◆ **Stated exercise**: Using the records that follow, copy every line containing the word "late".

(Figure content listings)

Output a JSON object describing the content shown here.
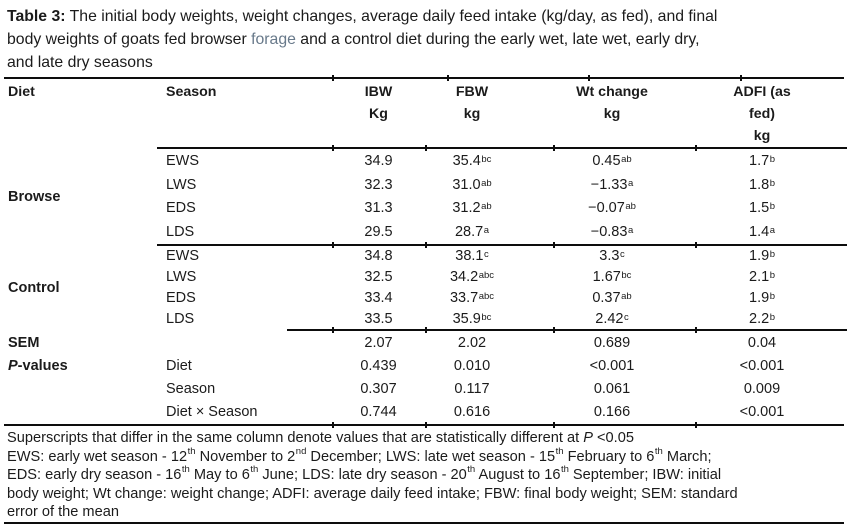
{
  "caption": {
    "label": "Table 3:",
    "line1_rest": " The initial body weights, weight changes, average daily feed intake (kg/day, as fed), and final",
    "line2_pre": "body weights of goats fed browser ",
    "forage_word": "forage",
    "line2_post": " and a control diet during the early wet, late wet, early dry,",
    "line3": "and late dry seasons"
  },
  "columns": {
    "diet": "Diet",
    "season": "Season",
    "ibw": [
      "IBW",
      "Kg"
    ],
    "fbw": [
      "FBW",
      "kg"
    ],
    "wt": [
      "Wt change",
      "kg"
    ],
    "adfi": [
      "ADFI (as",
      "fed)",
      "kg"
    ]
  },
  "groups": [
    {
      "diet": "Browse",
      "rows": [
        {
          "season": "EWS",
          "ibw": {
            "v": "34.9"
          },
          "fbw": {
            "v": "35.4",
            "s": "bc"
          },
          "wt": {
            "v": "0.45",
            "s": "ab"
          },
          "adfi": {
            "v": "1.7",
            "s": "b"
          }
        },
        {
          "season": "LWS",
          "ibw": {
            "v": "32.3"
          },
          "fbw": {
            "v": "31.0",
            "s": "ab"
          },
          "wt": {
            "v": "−1.33",
            "s": "a"
          },
          "adfi": {
            "v": "1.8",
            "s": "b"
          }
        },
        {
          "season": "EDS",
          "ibw": {
            "v": "31.3"
          },
          "fbw": {
            "v": "31.2",
            "s": "ab"
          },
          "wt": {
            "v": "−0.07",
            "s": "ab"
          },
          "adfi": {
            "v": "1.5",
            "s": "b"
          }
        },
        {
          "season": "LDS",
          "ibw": {
            "v": "29.5"
          },
          "fbw": {
            "v": "28.7",
            "s": "a"
          },
          "wt": {
            "v": "−0.83",
            "s": "a"
          },
          "adfi": {
            "v": "1.4",
            "s": "a"
          }
        }
      ]
    },
    {
      "diet": "Control",
      "rows": [
        {
          "season": "EWS",
          "ibw": {
            "v": "34.8"
          },
          "fbw": {
            "v": "38.1",
            "s": "c"
          },
          "wt": {
            "v": "3.3",
            "s": "c"
          },
          "adfi": {
            "v": "1.9",
            "s": "b"
          }
        },
        {
          "season": "LWS",
          "ibw": {
            "v": "32.5"
          },
          "fbw": {
            "v": "34.2",
            "s": "abc"
          },
          "wt": {
            "v": "1.67",
            "s": "bc"
          },
          "adfi": {
            "v": "2.1",
            "s": "b"
          }
        },
        {
          "season": "EDS",
          "ibw": {
            "v": "33.4"
          },
          "fbw": {
            "v": "33.7",
            "s": "abc"
          },
          "wt": {
            "v": "0.37",
            "s": "ab"
          },
          "adfi": {
            "v": "1.9",
            "s": "b"
          }
        },
        {
          "season": "LDS",
          "ibw": {
            "v": "33.5"
          },
          "fbw": {
            "v": "35.9",
            "s": "bc"
          },
          "wt": {
            "v": "2.42",
            "s": "c"
          },
          "adfi": {
            "v": "2.2",
            "s": "b"
          }
        }
      ]
    }
  ],
  "stats": {
    "sem_label": "SEM",
    "sem": [
      "2.07",
      "2.02",
      "0.689",
      "0.04"
    ],
    "pvalues_label_em": "P",
    "pvalues_label_rest": "-values",
    "pvalues": [
      {
        "factor": "Diet",
        "values": [
          "0.439",
          "0.010",
          "<0.001",
          "<0.001"
        ]
      },
      {
        "factor": "Season",
        "values": [
          "0.307",
          "0.117",
          "0.061",
          "0.009"
        ]
      },
      {
        "factor": "Diet × Season",
        "values": [
          "0.744",
          "0.616",
          "0.166",
          "<0.001"
        ]
      }
    ]
  },
  "footnotes": {
    "lines": [
      [
        {
          "t": "Superscripts that differ in the same column denote values that are statistically different at "
        },
        {
          "em": "P"
        },
        {
          "t": " <0.05"
        }
      ],
      [
        {
          "t": "EWS: early wet season - 12"
        },
        {
          "s": "th"
        },
        {
          "t": " November to 2"
        },
        {
          "s": "nd"
        },
        {
          "t": " December; LWS: late wet season - 15"
        },
        {
          "s": "th"
        },
        {
          "t": " February to 6"
        },
        {
          "s": "th"
        },
        {
          "t": " March;"
        }
      ],
      [
        {
          "t": "EDS: early dry season - 16"
        },
        {
          "s": "th"
        },
        {
          "t": " May to 6"
        },
        {
          "s": "th"
        },
        {
          "t": " June; LDS: late dry season - 20"
        },
        {
          "s": "th"
        },
        {
          "t": " August to 16"
        },
        {
          "s": "th"
        },
        {
          "t": " September; IBW: initial"
        }
      ],
      [
        {
          "t": "body weight; Wt change: weight change; ADFI: average daily feed intake; FBW: final body weight; SEM: standard"
        }
      ],
      [
        {
          "t": "error of the mean"
        }
      ]
    ]
  },
  "colors": {
    "text": "#1b1b1b",
    "forage": "#68798a",
    "rule": "#0d0d0d"
  }
}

◆ **Task output**:
    "line2_post": " and a control diet during the early wet, late wet, early dry,",
    "line3": "and late dry seasons"
          "t": " December; LWS: late wet season - 15"
          "t": " June; LDS: late dry season - 20"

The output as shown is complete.